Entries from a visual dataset
--------------------------------------------------

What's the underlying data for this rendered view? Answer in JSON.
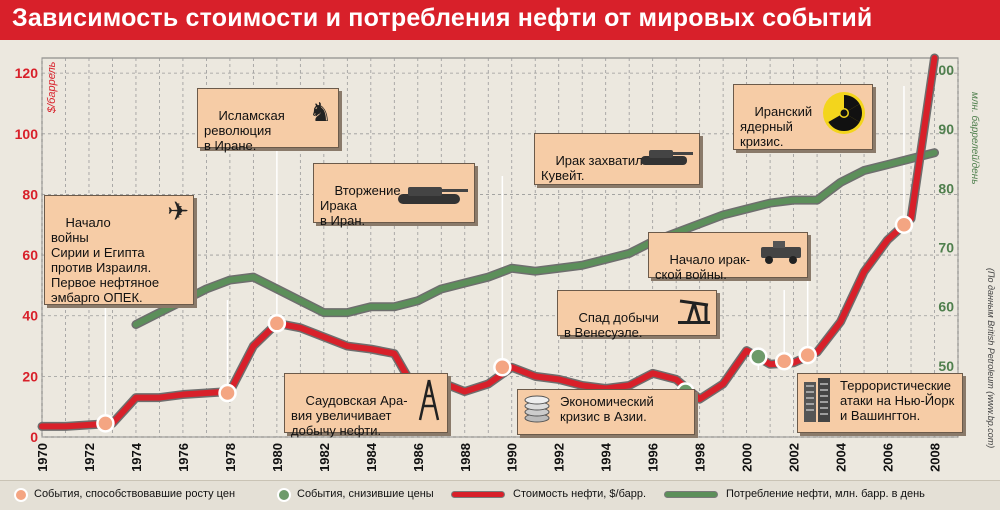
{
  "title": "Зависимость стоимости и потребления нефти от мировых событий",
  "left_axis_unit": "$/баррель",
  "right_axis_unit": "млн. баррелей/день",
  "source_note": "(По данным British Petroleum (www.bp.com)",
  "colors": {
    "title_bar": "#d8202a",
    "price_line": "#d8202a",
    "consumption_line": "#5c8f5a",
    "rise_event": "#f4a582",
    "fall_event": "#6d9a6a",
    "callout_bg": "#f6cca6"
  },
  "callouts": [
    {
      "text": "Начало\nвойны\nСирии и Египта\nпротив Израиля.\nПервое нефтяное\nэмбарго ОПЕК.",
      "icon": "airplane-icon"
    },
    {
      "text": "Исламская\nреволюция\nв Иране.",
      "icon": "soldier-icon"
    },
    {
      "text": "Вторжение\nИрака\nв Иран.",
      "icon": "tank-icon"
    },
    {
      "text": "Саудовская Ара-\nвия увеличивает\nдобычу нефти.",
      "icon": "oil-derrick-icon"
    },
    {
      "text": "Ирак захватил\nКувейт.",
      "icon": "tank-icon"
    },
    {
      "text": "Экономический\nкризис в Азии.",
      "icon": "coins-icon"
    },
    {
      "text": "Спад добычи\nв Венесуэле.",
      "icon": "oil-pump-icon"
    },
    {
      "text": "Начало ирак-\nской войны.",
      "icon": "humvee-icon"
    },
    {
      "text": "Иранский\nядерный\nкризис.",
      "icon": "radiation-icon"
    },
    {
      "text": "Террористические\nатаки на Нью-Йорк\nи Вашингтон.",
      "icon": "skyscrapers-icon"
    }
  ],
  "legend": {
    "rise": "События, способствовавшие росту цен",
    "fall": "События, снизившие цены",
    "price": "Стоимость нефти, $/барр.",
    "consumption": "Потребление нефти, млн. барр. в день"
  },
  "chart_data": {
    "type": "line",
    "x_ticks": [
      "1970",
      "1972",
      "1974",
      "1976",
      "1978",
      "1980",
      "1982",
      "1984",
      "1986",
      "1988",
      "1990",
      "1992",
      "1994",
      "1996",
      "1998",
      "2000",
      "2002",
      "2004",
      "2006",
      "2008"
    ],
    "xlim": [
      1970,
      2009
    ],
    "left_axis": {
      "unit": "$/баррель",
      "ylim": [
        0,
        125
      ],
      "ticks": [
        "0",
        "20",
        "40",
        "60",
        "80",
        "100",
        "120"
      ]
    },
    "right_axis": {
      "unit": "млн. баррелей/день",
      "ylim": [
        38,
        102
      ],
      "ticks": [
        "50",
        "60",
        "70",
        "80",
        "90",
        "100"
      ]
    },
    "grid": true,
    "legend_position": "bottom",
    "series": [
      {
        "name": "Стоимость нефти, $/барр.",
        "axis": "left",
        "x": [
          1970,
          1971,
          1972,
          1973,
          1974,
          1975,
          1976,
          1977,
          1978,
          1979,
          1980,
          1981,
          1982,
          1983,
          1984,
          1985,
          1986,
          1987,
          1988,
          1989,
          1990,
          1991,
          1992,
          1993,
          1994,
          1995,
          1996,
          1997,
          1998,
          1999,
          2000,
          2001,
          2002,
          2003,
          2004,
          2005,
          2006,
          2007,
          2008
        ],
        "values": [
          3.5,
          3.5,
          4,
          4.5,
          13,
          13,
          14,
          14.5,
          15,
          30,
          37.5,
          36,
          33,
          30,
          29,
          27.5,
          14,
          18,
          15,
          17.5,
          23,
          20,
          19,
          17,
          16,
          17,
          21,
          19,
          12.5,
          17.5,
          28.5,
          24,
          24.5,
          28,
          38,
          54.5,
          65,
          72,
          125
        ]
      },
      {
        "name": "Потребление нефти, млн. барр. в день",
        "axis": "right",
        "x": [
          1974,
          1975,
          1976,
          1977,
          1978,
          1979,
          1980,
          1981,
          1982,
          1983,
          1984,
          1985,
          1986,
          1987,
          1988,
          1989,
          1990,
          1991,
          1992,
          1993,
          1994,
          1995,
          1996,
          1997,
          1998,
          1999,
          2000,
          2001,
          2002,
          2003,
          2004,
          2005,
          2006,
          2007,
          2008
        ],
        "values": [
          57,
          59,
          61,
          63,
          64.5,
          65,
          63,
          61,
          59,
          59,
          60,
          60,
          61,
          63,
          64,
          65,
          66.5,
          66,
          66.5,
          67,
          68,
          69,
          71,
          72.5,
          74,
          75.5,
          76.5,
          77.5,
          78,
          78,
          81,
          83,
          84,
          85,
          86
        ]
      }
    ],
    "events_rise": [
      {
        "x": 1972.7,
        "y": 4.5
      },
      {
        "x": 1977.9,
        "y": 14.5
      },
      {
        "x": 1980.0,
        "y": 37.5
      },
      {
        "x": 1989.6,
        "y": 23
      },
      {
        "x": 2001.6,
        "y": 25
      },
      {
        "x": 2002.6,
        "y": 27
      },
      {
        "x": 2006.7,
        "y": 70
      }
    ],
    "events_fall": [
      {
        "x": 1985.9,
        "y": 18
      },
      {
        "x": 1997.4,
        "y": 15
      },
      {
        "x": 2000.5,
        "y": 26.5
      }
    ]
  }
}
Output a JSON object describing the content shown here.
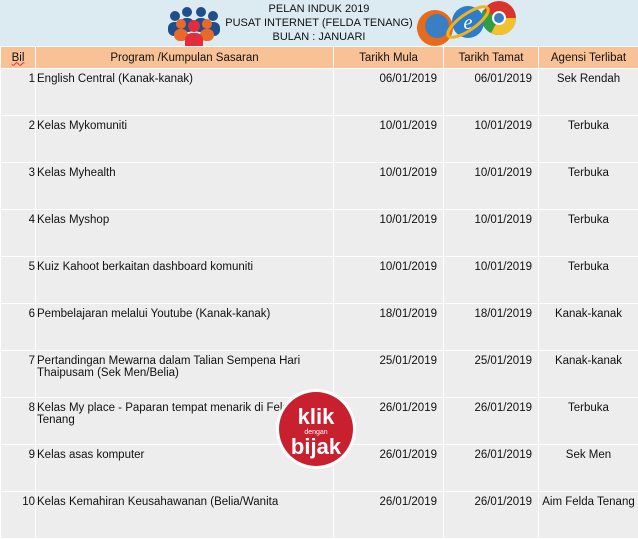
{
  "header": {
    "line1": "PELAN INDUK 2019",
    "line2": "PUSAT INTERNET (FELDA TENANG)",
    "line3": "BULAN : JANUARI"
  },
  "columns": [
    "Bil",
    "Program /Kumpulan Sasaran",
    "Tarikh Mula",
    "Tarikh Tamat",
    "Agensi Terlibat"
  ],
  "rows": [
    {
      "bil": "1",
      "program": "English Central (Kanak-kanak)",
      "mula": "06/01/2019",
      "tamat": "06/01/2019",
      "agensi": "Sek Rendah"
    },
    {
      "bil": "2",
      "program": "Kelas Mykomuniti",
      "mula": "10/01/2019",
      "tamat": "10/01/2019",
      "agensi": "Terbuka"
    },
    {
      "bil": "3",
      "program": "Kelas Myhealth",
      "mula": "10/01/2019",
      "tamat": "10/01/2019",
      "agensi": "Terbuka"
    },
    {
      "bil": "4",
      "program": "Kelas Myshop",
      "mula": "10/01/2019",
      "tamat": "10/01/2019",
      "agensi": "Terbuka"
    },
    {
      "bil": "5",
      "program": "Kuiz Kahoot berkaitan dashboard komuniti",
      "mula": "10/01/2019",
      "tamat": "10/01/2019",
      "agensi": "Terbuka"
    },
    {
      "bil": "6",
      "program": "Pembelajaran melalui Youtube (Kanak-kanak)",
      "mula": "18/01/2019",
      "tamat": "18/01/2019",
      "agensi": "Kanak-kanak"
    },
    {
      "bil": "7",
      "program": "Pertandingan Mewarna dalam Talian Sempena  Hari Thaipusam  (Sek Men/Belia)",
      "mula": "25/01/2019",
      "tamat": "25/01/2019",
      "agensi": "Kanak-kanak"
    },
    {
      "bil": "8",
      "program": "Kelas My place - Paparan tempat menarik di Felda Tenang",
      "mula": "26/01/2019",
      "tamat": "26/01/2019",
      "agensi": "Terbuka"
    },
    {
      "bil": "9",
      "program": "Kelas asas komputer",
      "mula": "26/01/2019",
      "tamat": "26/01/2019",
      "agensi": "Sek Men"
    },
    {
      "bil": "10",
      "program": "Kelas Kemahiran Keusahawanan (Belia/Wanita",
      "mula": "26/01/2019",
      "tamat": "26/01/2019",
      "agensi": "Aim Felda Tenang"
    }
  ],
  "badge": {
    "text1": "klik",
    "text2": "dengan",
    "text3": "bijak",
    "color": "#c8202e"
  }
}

--------------------------------------------------

WHAT TO DO: Check each line of the data above for the string "Потребление" and report only how many lines have it.

TASK RESPONSE: 2